[Figure data in JSON]
* * * * * * * * *

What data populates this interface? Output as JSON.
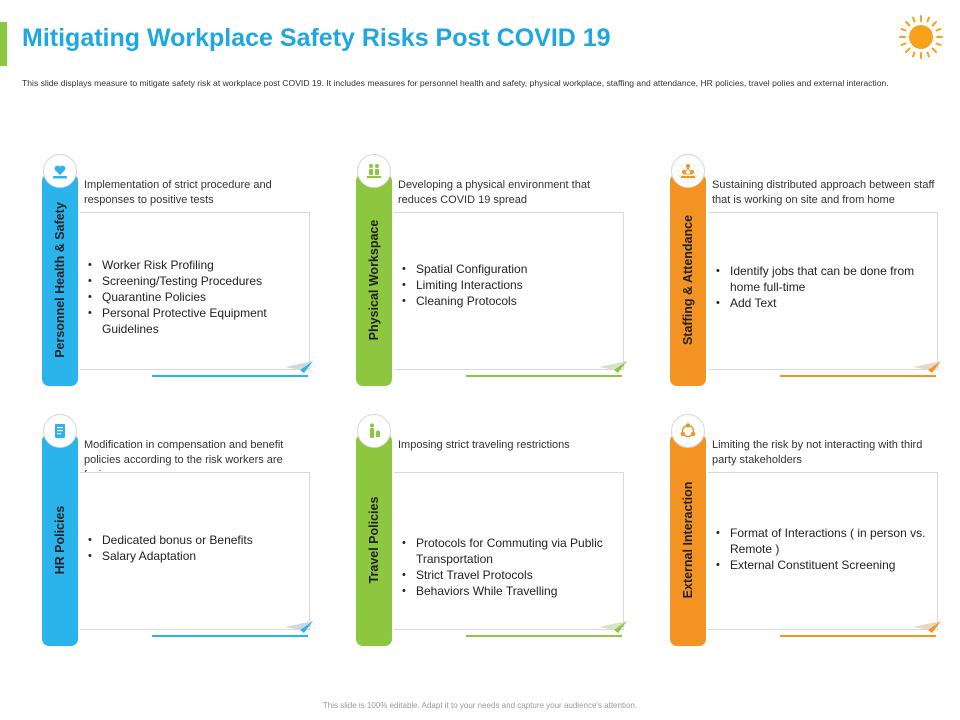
{
  "title": "Mitigating Workplace Safety Risks Post COVID 19",
  "description": "This slide displays measure to mitigate safety risk at workplace post COVID 19. It includes measures for personnel health and safety, physical workplace, staffing and attendance, HR policies, travel polies and external interaction.",
  "footer": "This slide is 100% editable. Adapt it to your needs and capture your audience's attention.",
  "colors": {
    "blue": "#2bb4ec",
    "green": "#8dc63f",
    "orange": "#f39323",
    "title": "#1ea7e1",
    "sun": "#f7a21b"
  },
  "cards": [
    {
      "label": "Personnel Health & Safety",
      "icon": "health-heart-hand-icon",
      "heading": "Implementation of strict procedure and responses to positive tests",
      "items": [
        "Worker Risk Profiling",
        "Screening/Testing Procedures",
        "Quarantine Policies",
        "Personal Protective Equipment Guidelines"
      ]
    },
    {
      "label": "Physical Workspace",
      "icon": "workspace-people-icon",
      "heading": "Developing a physical environment that reduces COVID 19 spread",
      "items": [
        "Spatial Configuration",
        "Limiting Interactions",
        "Cleaning Protocols"
      ]
    },
    {
      "label": "Staffing & Attendance",
      "icon": "staff-pyramid-icon",
      "heading": "Sustaining distributed approach between staff that is working on site and from home",
      "items": [
        "Identify jobs that can be done from home full-time",
        "Add Text"
      ]
    },
    {
      "label": "HR Policies",
      "icon": "document-icon",
      "heading": "Modification in compensation and benefit policies according to the risk workers  are facing",
      "items": [
        "Dedicated bonus or Benefits",
        "Salary Adaptation"
      ]
    },
    {
      "label": "Travel Policies",
      "icon": "traveler-luggage-icon",
      "heading": "Imposing strict traveling restrictions",
      "items": [
        "Protocols for Commuting via Public Transportation",
        "Strict Travel  Protocols",
        "Behaviors  While Travelling"
      ]
    },
    {
      "label": "External Interaction",
      "icon": "network-interaction-icon",
      "heading": "Limiting the risk by not interacting with third party stakeholders",
      "items": [
        "Format of Interactions  ( in person vs. Remote )",
        "External Constituent Screening"
      ]
    }
  ]
}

* * * * * * * * *

## Your task
Pick each line holding the word "from" out of the data and copy it.

## Full solution
      "heading": "Sustaining distributed approach between staff that is working on site and from home",
        "Identify jobs that can be done from home full-time",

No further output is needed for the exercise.